* [WORK REQUIRED]:
Each line that includes the string "this" counts once; give the total and nothing else.

******************************

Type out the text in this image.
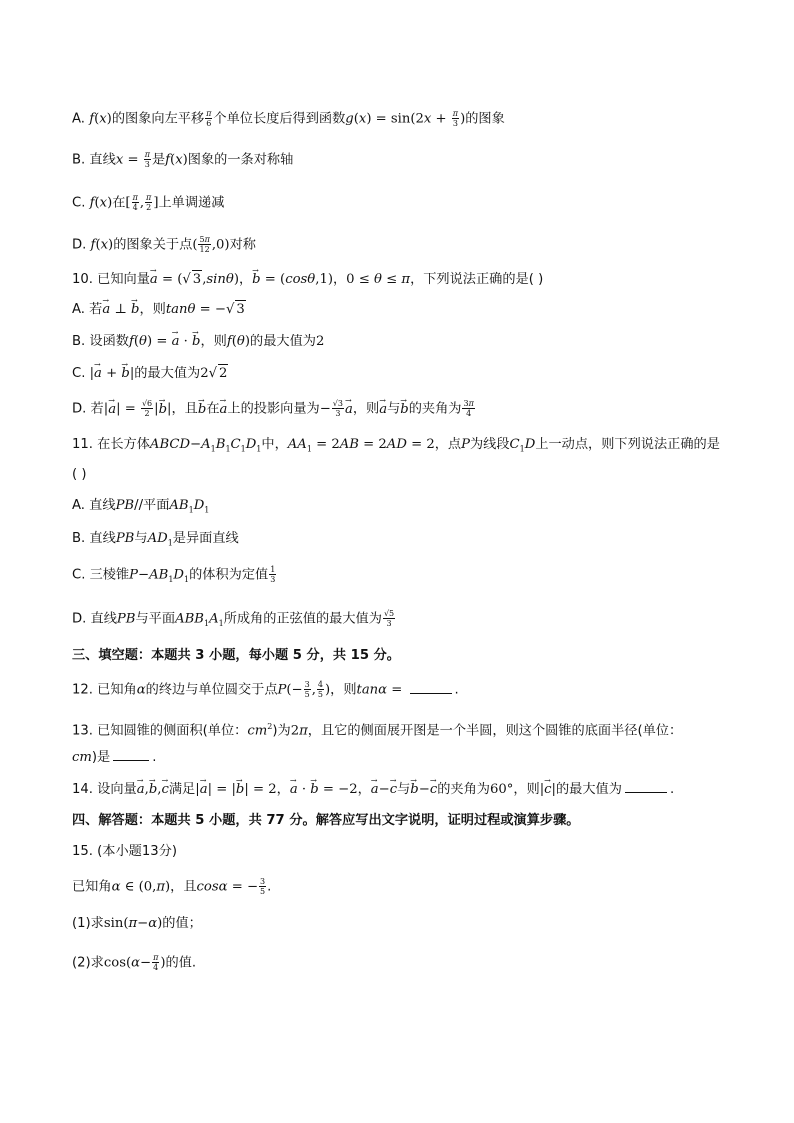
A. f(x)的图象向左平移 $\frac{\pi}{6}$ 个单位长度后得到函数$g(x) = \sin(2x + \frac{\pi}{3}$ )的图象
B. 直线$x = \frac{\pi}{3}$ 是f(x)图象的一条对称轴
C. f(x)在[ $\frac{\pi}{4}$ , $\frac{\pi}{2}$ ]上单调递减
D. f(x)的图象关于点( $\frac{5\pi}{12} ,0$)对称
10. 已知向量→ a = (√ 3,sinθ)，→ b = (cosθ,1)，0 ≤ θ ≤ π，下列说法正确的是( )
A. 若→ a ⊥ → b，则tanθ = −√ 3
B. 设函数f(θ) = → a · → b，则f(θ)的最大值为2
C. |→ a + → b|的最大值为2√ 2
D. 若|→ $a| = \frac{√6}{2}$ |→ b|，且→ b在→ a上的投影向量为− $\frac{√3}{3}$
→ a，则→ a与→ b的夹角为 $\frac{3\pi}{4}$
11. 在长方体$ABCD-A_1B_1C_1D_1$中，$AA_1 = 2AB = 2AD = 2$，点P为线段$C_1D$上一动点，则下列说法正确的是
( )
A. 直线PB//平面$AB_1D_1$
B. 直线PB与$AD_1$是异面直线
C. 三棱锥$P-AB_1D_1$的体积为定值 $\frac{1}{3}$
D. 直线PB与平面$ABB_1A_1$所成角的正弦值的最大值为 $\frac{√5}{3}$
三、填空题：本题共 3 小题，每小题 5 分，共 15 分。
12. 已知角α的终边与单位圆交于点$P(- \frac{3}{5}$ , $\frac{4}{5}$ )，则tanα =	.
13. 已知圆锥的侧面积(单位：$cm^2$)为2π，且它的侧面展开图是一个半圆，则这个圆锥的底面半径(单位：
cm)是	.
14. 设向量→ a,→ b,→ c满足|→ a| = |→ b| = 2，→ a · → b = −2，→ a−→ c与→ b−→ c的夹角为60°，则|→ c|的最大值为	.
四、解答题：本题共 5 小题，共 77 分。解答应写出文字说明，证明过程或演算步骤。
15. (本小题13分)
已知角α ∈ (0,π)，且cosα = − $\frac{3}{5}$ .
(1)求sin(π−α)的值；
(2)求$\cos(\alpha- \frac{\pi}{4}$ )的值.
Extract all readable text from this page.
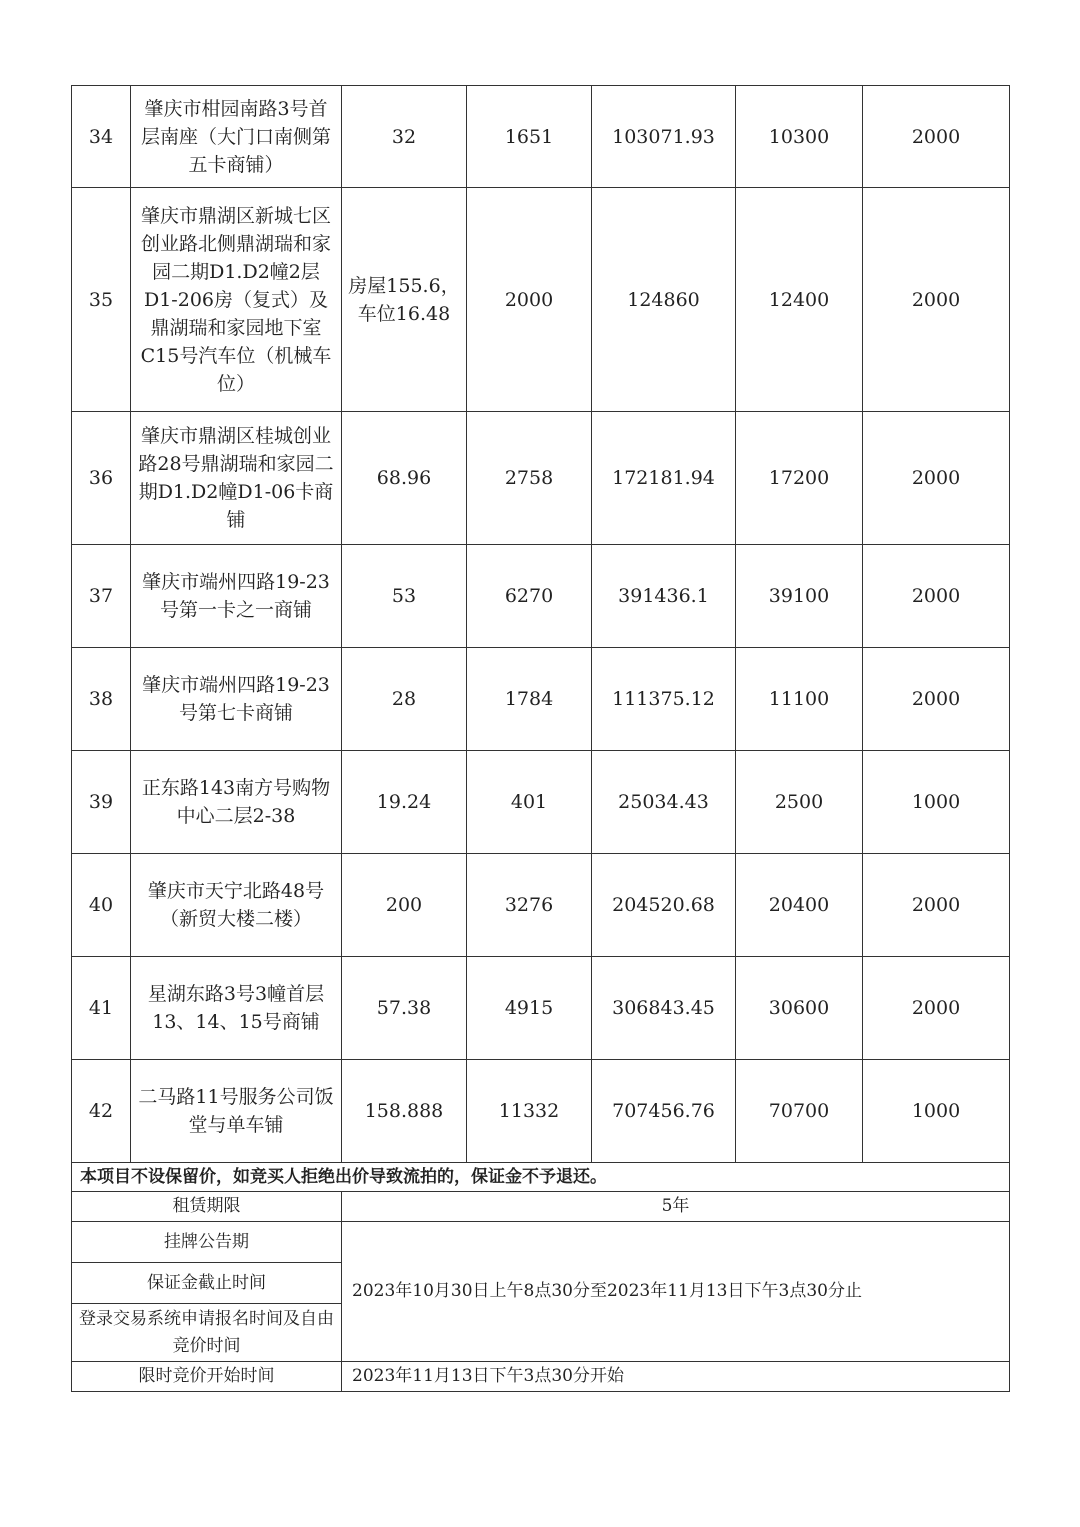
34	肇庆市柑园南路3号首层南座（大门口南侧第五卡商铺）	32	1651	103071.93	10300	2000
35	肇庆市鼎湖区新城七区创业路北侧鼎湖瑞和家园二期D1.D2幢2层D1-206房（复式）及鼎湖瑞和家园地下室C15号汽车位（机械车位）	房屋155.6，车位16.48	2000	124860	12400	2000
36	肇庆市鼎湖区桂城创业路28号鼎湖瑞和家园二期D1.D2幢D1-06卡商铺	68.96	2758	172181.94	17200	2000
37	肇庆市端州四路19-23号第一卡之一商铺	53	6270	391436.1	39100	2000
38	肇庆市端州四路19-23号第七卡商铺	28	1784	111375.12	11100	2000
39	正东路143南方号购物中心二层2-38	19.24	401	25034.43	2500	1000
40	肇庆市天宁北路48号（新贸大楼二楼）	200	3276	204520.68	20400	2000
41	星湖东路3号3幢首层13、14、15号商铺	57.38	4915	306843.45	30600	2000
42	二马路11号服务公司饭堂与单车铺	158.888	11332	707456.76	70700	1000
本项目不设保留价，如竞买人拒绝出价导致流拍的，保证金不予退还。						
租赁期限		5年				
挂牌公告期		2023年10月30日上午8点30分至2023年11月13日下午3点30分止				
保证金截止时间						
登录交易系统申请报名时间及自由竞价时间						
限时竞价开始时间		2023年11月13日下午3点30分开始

******************************

* [TASK OUTPUT]:
2